Objective: In the stretch from "from-text-csv-button[interactable]: テキストまたは CSV" through "recent-sources-button[interactable]: 最近使ったソース <box>210", change "row-header" to "row-heading" and keep everything else as it is. Return only those lines.

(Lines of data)
* BEGIN *

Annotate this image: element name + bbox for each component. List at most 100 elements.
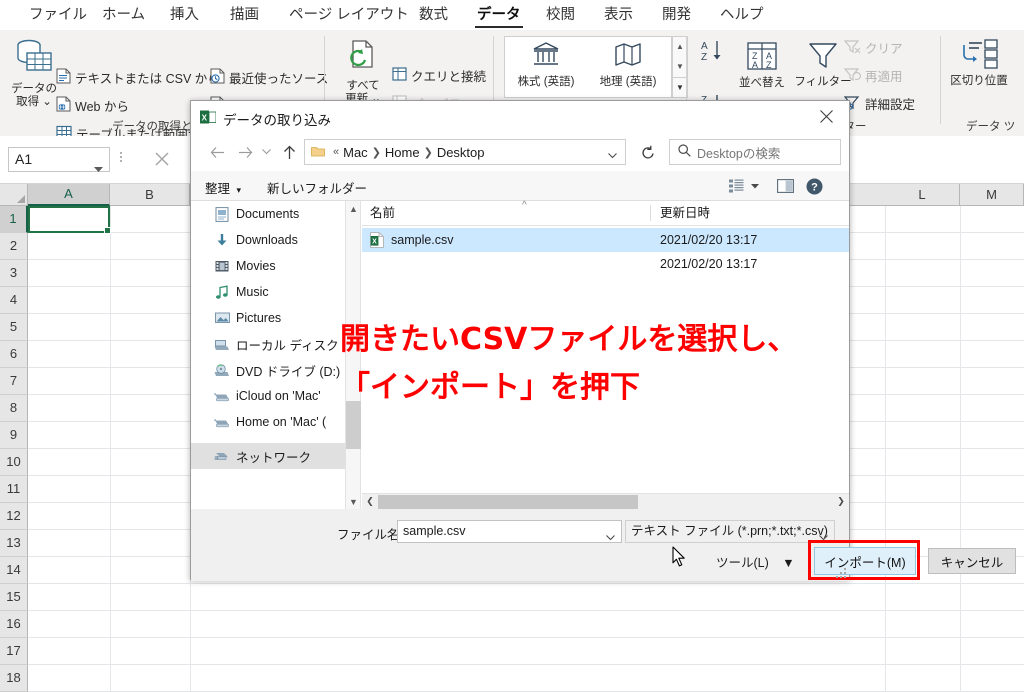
from-text-csv-button[interactable]: テキストまたは CSV から <box>56 68 220 87</box>
row-header-17[interactable]: 17 <box>0 638 28 665</box>
recent-locations-chevron-down-icon[interactable] <box>258 140 274 164</box>
view-chevron-down-icon[interactable] <box>748 175 762 197</box>
row-header-8[interactable]: 8 <box>0 395 28 422</box>
row-header-2[interactable]: 2 <box>0 233 28 260</box>
view-list-icon[interactable] <box>725 175 747 197</box>
chevron-up-icon[interactable]: ▲ <box>346 201 361 216</box>
row-header-9[interactable]: 9 <box>0 422 28 449</box>
tools-button[interactable]: ツール(L) ▼ <box>716 552 795 571</box>
sidebar-item-downloads[interactable]: Downloads <box>191 227 345 253</box>
recent-sources-button[interactable]: 最近使ったソース <box>210 68 328 87</box>
table-row[interactable]: X sample.csv 2021/02/20 13:17 <box>362 228 849 252</box>
tab-page-layout[interactable]: ページ レイアウト <box>282 3 416 28</box>
close-icon[interactable] <box>803 101 849 132</box>
sidebar-item-pictures[interactable]: Pictures <box>191 305 345 331</box>
chevron-down-icon[interactable] <box>606 527 615 548</box>
filename-input[interactable]: sample.csv <box>397 520 622 543</box>
advanced-filter-button[interactable]: 詳細設定 <box>843 94 915 113</box>
row-header-6[interactable]: 6 <box>0 341 28 368</box>
chevron-up-icon[interactable]: ▲ <box>673 37 687 56</box>
breadcrumb[interactable]: « Mac ❯ Home ❯ Desktop <box>304 139 626 165</box>
from-web-button[interactable]: Web から <box>56 96 129 115</box>
grid-row[interactable] <box>28 584 1024 611</box>
chevron-down-icon[interactable] <box>94 157 103 180</box>
tab-data[interactable]: データ <box>470 3 528 28</box>
search-input[interactable]: Desktopの検索 <box>669 139 841 165</box>
sidebar-item-dvd-drive[interactable]: DVD ドライブ (D:) <box>191 357 345 383</box>
column-header-a[interactable]: A <box>28 184 110 206</box>
sidebar-item-icloud-on-mac[interactable]: iCloud on 'Mac' <box>191 383 345 409</box>
row-header-10[interactable]: 10 <box>0 449 28 476</box>
sidebar-scrollbar[interactable]: ▲ ▼ <box>346 201 361 509</box>
tab-developer[interactable]: 開発 <box>655 3 698 28</box>
arrow-left-icon[interactable] <box>205 140 229 164</box>
row-header-14[interactable]: 14 <box>0 557 28 584</box>
sidebar-item-music[interactable]: Music <box>191 279 345 305</box>
tab-draw[interactable]: 描画 <box>223 3 266 28</box>
breadcrumb-chevron-down-icon[interactable] <box>608 147 617 162</box>
sidebar-item-home-on-mac[interactable]: Home on 'Mac' ( <box>191 409 345 435</box>
row-header-7[interactable]: 7 <box>0 368 28 395</box>
text-to-columns-button[interactable]: 区切り位置 <box>948 38 1010 88</box>
column-divider[interactable] <box>650 205 651 221</box>
chevron-down-icon[interactable]: ▼ <box>346 494 361 509</box>
row-header-3[interactable]: 3 <box>0 260 28 287</box>
row-header-13[interactable]: 13 <box>0 530 28 557</box>
grid-row[interactable] <box>28 611 1024 638</box>
cancel-edit-icon[interactable] <box>148 146 176 172</box>
column-header-m[interactable]: M <box>960 184 1024 206</box>
new-folder-button[interactable]: 新しいフォルダー <box>267 178 367 197</box>
row-header-15[interactable]: 15 <box>0 584 28 611</box>
refresh-all-button[interactable]: すべて 更新 ⌄ <box>338 38 388 106</box>
breadcrumb-item-mac[interactable]: Mac <box>343 145 368 160</box>
file-list-horizontal-scrollbar[interactable]: ❮ ❯ <box>362 493 849 509</box>
file-type-select[interactable]: テキスト ファイル (*.prn;*.txt;*.csv) <box>625 520 835 543</box>
gallery-more-icon[interactable]: ▼ <box>673 77 687 97</box>
import-button[interactable]: インポート(M) <box>814 547 916 575</box>
sidebar-item-documents[interactable]: Documents <box>191 201 345 227</box>
row-header-18[interactable]: 18 <box>0 665 28 692</box>
breadcrumb-item-home[interactable]: Home <box>385 145 420 160</box>
column-header-b[interactable]: B <box>110 184 190 206</box>
tab-review[interactable]: 校閲 <box>539 3 582 28</box>
geography-button[interactable]: 地理 (英語) <box>590 40 666 89</box>
help-icon[interactable]: ? <box>803 175 825 197</box>
tab-view[interactable]: 表示 <box>597 3 640 28</box>
column-header-l[interactable]: L <box>885 184 960 206</box>
preview-pane-icon[interactable] <box>774 175 796 197</box>
row-header-16[interactable]: 16 <box>0 611 28 638</box>
row-header-5[interactable]: 5 <box>0 314 28 341</box>
stocks-button[interactable]: 株式 (英語) <box>508 40 584 89</box>
arrow-up-icon[interactable] <box>277 140 301 164</box>
table-row[interactable]: 2021/02/20 13:17 <box>362 252 849 276</box>
resize-grip[interactable] <box>836 568 846 578</box>
chevron-down-icon[interactable]: ▼ <box>673 57 687 76</box>
active-cell-a1[interactable] <box>28 206 111 234</box>
sidebar-scroll-thumb[interactable] <box>346 401 361 449</box>
breadcrumb-item-desktop[interactable]: Desktop <box>437 145 485 160</box>
sort-asc-button[interactable]: A Z <box>700 38 728 67</box>
cancel-button[interactable]: キャンセル <box>928 548 1016 574</box>
column-header-name[interactable]: 名前 <box>370 201 395 225</box>
queries-connections-button[interactable]: クエリと接続 <box>392 66 486 85</box>
tab-file[interactable]: ファイル <box>22 3 94 28</box>
arrow-right-icon[interactable] <box>233 140 257 164</box>
tab-insert[interactable]: 挿入 <box>163 3 206 28</box>
tab-formulas[interactable]: 数式 <box>412 3 455 28</box>
get-data-button[interactable]: データの 取得 ⌄ <box>6 38 62 109</box>
sort-button[interactable]: Z A A Z 並べ替え <box>732 40 792 90</box>
row-header-1[interactable]: 1 <box>0 206 28 233</box>
select-all-corner[interactable] <box>0 184 28 206</box>
refresh-icon[interactable] <box>634 139 662 165</box>
organize-button[interactable]: 整理 ▾ <box>205 178 241 197</box>
tab-home[interactable]: ホーム <box>95 3 152 28</box>
chevron-right-icon[interactable]: ❯ <box>833 494 849 509</box>
row-header-4[interactable]: 4 <box>0 287 28 314</box>
grid-row[interactable] <box>28 665 1024 692</box>
chevron-left-icon[interactable]: ❮ <box>362 494 378 509</box>
hscroll-thumb[interactable] <box>378 495 638 509</box>
name-box[interactable]: A1 <box>8 147 110 172</box>
row-header-12[interactable]: 12 <box>0 503 28 530</box>
tab-help[interactable]: ヘルプ <box>713 3 771 28</box>
row-header-11[interactable]: 11 <box>0 476 28 503</box>
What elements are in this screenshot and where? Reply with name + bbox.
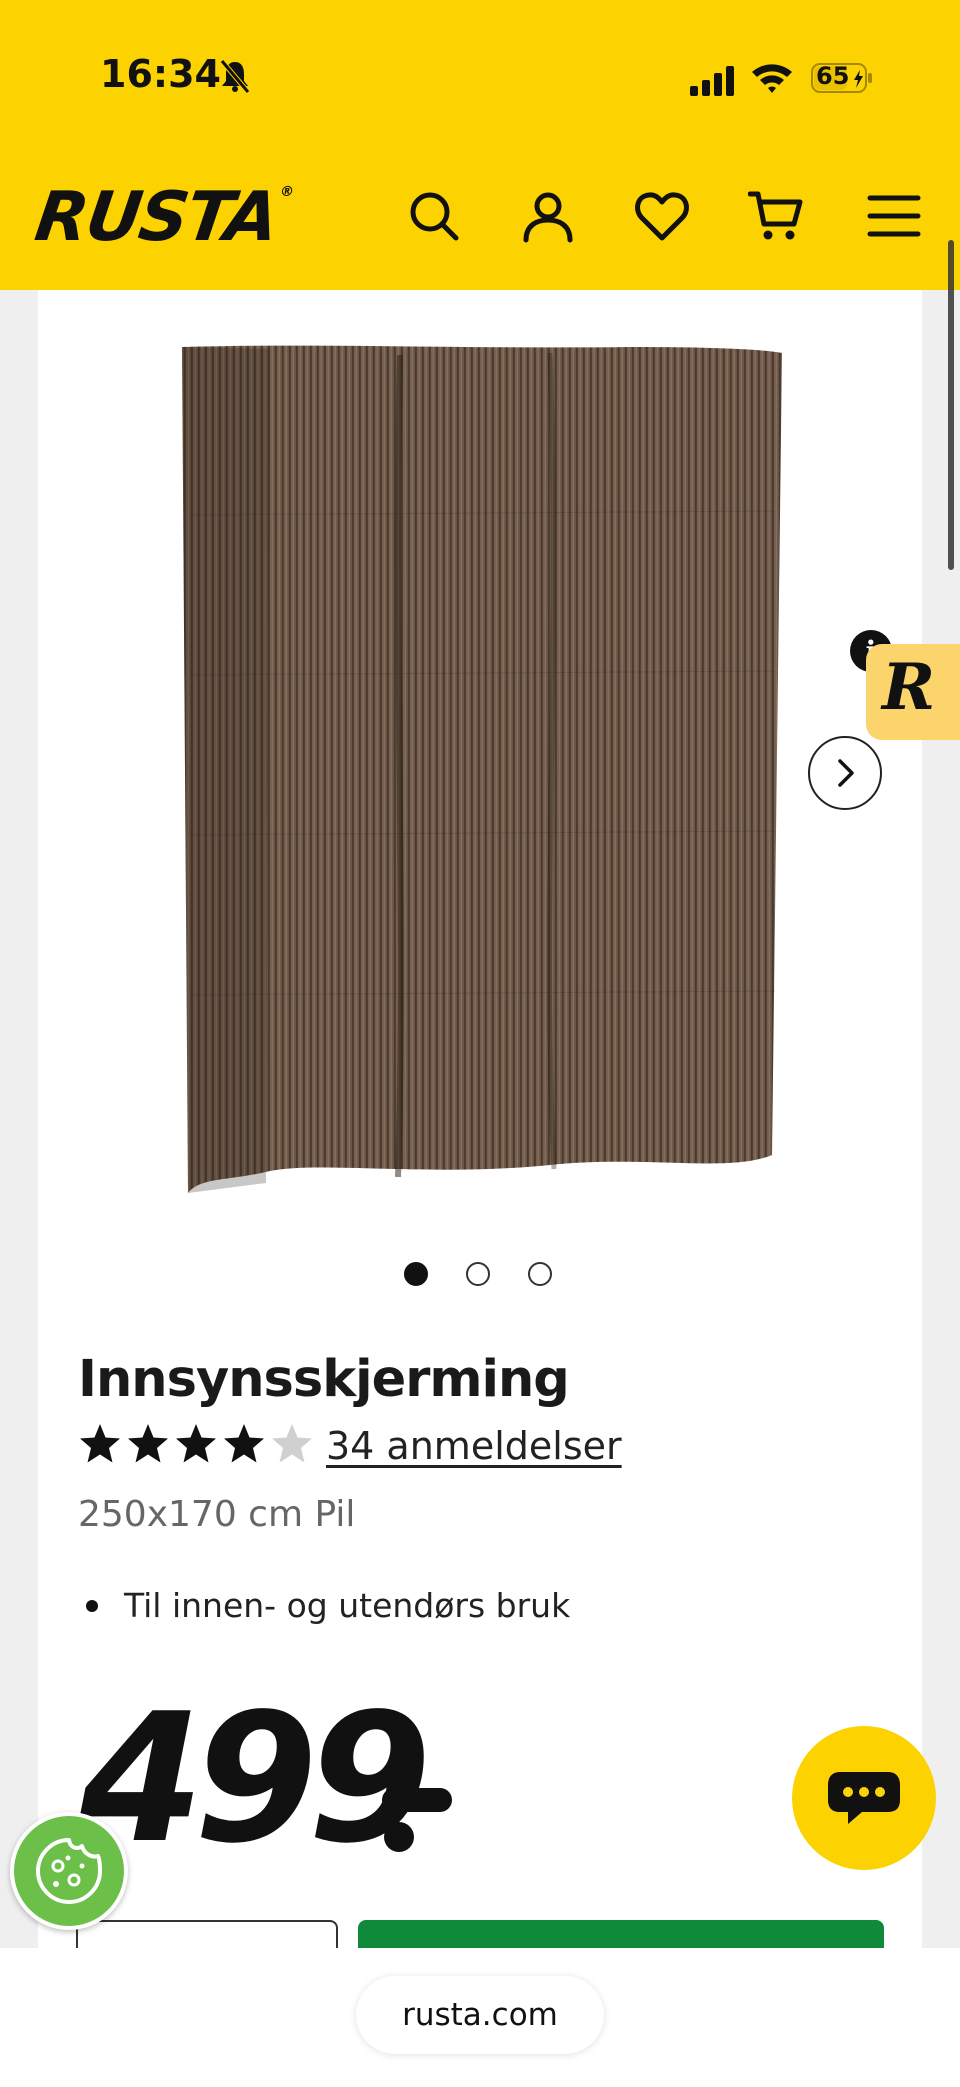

* END *

Exercise answer:
from-text-csv-button[interactable]: テキストまたは CSV から <box>56 68 220 87</box>
row-heading-17[interactable]: 17 <box>0 638 28 665</box>
recent-locations-chevron-down-icon[interactable] <box>258 140 274 164</box>
view-chevron-down-icon[interactable] <box>748 175 762 197</box>
row-heading-8[interactable]: 8 <box>0 395 28 422</box>
row-heading-2[interactable]: 2 <box>0 233 28 260</box>
view-list-icon[interactable] <box>725 175 747 197</box>
chevron-up-icon[interactable]: ▲ <box>346 201 361 216</box>
row-heading-9[interactable]: 9 <box>0 422 28 449</box>
tools-button[interactable]: ツール(L) ▼ <box>716 552 795 571</box>
sidebar-item-downloads[interactable]: Downloads <box>191 227 345 253</box>
recent-sources-button[interactable]: 最近使ったソース <box>210 68 328 87</box>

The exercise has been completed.